## EXERCISE TASK
Answer with the number of lines in the listing below that contain the word "funds", and nothing else.

## RECORDS FOR THIS TASK
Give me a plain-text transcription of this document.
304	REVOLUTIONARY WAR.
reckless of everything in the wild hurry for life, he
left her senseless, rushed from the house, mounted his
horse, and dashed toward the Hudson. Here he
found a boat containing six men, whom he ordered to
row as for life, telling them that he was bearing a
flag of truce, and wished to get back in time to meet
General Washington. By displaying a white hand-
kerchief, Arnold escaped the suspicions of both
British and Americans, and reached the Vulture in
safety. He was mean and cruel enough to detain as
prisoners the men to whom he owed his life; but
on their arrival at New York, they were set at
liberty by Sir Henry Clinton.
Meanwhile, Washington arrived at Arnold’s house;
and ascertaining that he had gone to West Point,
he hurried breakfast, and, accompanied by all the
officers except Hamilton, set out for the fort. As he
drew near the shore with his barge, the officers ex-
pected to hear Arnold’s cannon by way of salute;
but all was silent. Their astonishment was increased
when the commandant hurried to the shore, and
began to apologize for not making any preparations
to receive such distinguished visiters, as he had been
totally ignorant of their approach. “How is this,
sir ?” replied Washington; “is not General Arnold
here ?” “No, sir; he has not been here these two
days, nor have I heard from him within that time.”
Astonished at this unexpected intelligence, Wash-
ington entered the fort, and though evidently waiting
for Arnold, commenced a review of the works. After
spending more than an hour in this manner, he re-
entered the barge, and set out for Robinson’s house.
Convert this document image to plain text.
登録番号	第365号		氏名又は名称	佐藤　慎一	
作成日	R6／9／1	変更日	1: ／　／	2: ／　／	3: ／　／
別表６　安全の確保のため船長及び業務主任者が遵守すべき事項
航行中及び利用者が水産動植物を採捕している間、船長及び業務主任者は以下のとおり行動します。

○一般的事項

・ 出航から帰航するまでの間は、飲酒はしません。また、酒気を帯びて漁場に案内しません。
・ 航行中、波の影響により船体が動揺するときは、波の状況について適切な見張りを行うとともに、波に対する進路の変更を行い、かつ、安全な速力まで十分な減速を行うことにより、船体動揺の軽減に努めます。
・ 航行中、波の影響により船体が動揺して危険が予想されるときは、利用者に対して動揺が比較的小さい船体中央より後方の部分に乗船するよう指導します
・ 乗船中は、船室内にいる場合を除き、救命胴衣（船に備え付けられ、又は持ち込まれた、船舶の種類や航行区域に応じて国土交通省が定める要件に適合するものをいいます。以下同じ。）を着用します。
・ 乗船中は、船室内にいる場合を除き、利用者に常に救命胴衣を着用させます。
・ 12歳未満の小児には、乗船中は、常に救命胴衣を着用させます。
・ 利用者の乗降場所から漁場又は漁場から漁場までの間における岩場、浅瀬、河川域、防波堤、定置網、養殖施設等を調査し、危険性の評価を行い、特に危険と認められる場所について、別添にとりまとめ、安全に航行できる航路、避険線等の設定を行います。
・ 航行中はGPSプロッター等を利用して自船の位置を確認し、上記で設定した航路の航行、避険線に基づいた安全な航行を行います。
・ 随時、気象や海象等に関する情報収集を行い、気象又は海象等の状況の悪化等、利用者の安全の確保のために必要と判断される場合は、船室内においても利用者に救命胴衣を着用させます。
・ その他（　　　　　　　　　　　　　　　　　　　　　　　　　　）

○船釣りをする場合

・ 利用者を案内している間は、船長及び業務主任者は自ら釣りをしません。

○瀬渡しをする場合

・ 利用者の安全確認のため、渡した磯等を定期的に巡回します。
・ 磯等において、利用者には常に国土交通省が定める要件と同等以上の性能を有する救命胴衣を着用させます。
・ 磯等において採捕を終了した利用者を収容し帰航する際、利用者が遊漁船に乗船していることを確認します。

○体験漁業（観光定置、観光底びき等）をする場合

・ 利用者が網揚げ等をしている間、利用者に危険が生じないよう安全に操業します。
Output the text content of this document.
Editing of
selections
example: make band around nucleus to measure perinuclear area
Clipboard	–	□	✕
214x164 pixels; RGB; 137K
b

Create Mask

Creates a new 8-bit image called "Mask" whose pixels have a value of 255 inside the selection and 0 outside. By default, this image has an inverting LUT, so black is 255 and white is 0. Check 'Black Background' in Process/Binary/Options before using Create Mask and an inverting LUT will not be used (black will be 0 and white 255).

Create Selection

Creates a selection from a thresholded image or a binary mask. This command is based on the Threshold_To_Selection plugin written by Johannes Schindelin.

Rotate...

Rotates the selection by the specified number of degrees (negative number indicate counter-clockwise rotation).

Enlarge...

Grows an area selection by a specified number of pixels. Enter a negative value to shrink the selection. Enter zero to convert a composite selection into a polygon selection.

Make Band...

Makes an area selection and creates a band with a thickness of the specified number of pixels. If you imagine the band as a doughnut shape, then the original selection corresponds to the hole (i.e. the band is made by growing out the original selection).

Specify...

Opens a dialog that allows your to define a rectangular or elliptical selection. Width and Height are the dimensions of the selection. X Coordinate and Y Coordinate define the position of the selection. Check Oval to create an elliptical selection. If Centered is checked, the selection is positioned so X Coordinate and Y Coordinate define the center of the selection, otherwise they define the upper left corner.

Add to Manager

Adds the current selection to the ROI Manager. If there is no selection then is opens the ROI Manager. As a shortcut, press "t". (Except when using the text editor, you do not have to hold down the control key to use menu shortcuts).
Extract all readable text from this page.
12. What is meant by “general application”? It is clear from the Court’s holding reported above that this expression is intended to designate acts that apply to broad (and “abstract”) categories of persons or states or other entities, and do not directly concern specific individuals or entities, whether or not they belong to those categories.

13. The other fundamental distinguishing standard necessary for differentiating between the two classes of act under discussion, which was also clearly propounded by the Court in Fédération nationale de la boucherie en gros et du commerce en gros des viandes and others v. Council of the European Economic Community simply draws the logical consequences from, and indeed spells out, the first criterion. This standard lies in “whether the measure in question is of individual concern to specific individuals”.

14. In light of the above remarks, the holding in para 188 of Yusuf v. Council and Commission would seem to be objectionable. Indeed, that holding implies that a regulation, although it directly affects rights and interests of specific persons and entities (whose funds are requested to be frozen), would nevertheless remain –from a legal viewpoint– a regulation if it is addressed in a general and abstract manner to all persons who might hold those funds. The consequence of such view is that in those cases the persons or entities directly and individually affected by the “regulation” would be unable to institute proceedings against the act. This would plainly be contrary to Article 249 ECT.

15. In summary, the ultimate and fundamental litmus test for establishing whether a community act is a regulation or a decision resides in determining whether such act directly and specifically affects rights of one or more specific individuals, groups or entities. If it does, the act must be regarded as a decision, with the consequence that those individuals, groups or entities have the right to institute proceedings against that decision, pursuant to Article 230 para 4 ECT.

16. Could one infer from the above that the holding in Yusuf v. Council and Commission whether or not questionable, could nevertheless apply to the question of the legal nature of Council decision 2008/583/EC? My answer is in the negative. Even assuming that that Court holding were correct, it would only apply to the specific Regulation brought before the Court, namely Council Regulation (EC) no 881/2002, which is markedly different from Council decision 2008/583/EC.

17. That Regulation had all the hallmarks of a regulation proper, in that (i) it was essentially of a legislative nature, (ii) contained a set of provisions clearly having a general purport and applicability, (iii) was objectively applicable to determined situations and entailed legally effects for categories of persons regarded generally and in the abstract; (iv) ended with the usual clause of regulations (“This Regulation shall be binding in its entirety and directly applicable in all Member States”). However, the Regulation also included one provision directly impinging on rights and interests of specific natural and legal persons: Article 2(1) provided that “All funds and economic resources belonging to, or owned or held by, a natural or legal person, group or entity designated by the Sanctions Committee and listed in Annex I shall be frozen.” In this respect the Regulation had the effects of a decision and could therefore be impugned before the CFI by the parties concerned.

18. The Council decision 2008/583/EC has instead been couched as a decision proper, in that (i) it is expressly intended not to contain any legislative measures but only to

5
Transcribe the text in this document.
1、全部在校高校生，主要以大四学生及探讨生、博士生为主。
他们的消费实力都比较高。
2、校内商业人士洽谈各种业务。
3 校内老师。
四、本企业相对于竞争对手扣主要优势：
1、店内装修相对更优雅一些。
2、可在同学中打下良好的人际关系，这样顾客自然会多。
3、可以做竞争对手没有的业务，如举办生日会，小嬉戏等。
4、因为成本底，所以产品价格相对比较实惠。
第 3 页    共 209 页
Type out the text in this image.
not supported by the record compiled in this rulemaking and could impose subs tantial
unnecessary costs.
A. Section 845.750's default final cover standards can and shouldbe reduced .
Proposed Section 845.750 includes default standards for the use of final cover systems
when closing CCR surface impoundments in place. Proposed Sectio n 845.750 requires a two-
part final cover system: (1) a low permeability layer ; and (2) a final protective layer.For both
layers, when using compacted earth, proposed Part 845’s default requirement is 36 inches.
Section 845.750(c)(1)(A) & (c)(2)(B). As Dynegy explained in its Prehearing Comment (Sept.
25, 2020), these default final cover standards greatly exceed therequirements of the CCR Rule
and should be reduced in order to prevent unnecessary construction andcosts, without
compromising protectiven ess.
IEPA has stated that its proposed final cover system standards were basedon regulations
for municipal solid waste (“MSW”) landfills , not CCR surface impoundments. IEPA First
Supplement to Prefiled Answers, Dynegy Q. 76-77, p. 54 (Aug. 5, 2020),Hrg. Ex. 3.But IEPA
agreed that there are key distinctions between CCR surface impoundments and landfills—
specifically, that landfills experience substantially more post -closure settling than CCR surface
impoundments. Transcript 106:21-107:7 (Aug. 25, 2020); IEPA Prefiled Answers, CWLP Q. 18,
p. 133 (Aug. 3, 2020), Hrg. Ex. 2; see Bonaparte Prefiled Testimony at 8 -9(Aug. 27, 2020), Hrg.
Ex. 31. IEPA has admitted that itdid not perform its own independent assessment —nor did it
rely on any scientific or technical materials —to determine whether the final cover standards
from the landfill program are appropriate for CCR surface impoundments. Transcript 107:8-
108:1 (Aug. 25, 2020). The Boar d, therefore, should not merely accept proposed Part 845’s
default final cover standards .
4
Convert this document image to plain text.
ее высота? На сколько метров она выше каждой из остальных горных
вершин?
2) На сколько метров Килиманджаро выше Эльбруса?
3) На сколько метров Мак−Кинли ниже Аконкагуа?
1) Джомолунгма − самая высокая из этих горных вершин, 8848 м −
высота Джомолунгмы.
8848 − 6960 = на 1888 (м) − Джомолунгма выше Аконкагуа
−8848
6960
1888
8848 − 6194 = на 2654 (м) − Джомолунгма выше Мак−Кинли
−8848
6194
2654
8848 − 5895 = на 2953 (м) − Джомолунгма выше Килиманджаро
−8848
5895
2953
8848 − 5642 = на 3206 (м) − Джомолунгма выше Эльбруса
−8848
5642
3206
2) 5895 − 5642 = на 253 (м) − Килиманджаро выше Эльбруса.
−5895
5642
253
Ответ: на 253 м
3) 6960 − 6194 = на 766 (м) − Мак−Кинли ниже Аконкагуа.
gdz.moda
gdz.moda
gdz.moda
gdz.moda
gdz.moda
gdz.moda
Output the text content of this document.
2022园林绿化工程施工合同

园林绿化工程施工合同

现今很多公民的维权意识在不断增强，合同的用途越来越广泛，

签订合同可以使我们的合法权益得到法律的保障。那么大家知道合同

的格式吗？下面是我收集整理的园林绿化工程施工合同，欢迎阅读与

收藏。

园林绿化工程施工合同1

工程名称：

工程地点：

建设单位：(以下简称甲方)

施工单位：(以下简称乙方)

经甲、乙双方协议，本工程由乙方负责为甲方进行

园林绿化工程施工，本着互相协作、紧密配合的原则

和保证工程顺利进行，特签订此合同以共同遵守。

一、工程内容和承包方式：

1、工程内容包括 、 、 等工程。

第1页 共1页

## EXERCISE RESULT
2